• _Task statement_: Output all lines exactly, with nothing added or dropped.

• _Data_:
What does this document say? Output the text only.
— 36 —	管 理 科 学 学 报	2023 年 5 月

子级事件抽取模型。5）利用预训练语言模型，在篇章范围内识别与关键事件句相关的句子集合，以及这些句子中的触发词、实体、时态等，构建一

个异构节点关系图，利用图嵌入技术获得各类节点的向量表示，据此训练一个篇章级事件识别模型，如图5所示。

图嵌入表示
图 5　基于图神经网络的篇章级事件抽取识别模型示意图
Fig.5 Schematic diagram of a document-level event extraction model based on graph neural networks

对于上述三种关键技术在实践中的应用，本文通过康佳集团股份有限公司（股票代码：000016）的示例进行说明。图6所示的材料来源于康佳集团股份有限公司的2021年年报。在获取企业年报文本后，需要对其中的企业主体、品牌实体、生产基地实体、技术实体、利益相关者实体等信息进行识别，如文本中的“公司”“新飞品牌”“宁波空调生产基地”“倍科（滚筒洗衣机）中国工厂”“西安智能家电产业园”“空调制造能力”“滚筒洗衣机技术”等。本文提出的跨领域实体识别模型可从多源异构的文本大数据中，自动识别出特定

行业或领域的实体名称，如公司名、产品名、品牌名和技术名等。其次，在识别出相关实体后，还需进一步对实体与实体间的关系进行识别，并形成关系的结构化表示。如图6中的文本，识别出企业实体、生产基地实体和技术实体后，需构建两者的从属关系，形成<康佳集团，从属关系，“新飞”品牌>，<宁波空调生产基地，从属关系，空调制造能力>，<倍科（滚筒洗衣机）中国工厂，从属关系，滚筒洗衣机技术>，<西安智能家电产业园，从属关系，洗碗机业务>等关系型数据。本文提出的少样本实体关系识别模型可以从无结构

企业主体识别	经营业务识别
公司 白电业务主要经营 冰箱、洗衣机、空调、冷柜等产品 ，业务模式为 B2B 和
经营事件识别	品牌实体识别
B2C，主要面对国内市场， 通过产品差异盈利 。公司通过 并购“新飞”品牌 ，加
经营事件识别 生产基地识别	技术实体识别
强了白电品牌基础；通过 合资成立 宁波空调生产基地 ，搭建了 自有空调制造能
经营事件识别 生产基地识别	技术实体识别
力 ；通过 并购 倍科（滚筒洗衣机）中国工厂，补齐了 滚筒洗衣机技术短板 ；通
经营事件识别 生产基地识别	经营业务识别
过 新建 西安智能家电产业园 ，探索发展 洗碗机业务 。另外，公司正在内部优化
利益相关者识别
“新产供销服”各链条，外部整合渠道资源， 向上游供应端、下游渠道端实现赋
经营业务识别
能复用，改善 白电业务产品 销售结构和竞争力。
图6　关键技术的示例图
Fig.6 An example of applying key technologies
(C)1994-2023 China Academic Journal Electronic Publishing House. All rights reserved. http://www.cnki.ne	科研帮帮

• _Full output_:
What does this document say? Output the text only.
— 36 —	管 理 科 学 学 报	2023 年 5 月

子级事件抽取模型。5）利用预训练语言模型，在篇章范围内识别与关键事件句相关的句子集合，以及这些句子中的触发词、实体、时态等，构建一

个异构节点关系图，利用图嵌入技术获得各类节点的向量表示，据此训练一个篇章级事件识别模型，如图5所示。

图嵌入表示
图 5　基于图神经网络的篇章级事件抽取识别模型示意图
Fig.5 Schematic diagram of a document-level event extraction model based on graph neural networks

对于上述三种关键技术在实践中的应用，本文通过康佳集团股份有限公司（股票代码：000016）的示例进行说明。图6所示的材料来源于康佳集团股份有限公司的2021年年报。在获取企业年报文本后，需要对其中的企业主体、品牌实体、生产基地实体、技术实体、利益相关者实体等信息进行识别，如文本中的“公司”“新飞品牌”“宁波空调生产基地”“倍科（滚筒洗衣机）中国工厂”“西安智能家电产业园”“空调制造能力”“滚筒洗衣机技术”等。本文提出的跨领域实体识别模型可从多源异构的文本大数据中，自动识别出特定

行业或领域的实体名称，如公司名、产品名、品牌名和技术名等。其次，在识别出相关实体后，还需进一步对实体与实体间的关系进行识别，并形成关系的结构化表示。如图6中的文本，识别出企业实体、生产基地实体和技术实体后，需构建两者的从属关系，形成<康佳集团，从属关系，“新飞”品牌>，<宁波空调生产基地，从属关系，空调制造能力>，<倍科（滚筒洗衣机）中国工厂，从属关系，滚筒洗衣机技术>，<西安智能家电产业园，从属关系，洗碗机业务>等关系型数据。本文提出的少样本实体关系识别模型可以从无结构

企业主体识别	经营业务识别
公司 白电业务主要经营 冰箱、洗衣机、空调、冷柜等产品 ，业务模式为 B2B 和
经营事件识别	品牌实体识别
B2C，主要面对国内市场， 通过产品差异盈利 。公司通过 并购“新飞”品牌 ，加
经营事件识别 生产基地识别	技术实体识别
强了白电品牌基础；通过 合资成立 宁波空调生产基地 ，搭建了 自有空调制造能
经营事件识别 生产基地识别	技术实体识别
力 ；通过 并购 倍科（滚筒洗衣机）中国工厂，补齐了 滚筒洗衣机技术短板 ；通
经营事件识别 生产基地识别	经营业务识别
过 新建 西安智能家电产业园 ，探索发展 洗碗机业务 。另外，公司正在内部优化
利益相关者识别
“新产供销服”各链条，外部整合渠道资源， 向上游供应端、下游渠道端实现赋
经营业务识别
能复用，改善 白电业务产品 销售结构和竞争力。
图6　关键技术的示例图
Fig.6 An example of applying key technologies
(C)1994-2023 China Academic Journal Electronic Publishing House. All rights reserved. http://www.cnki.ne	科研帮帮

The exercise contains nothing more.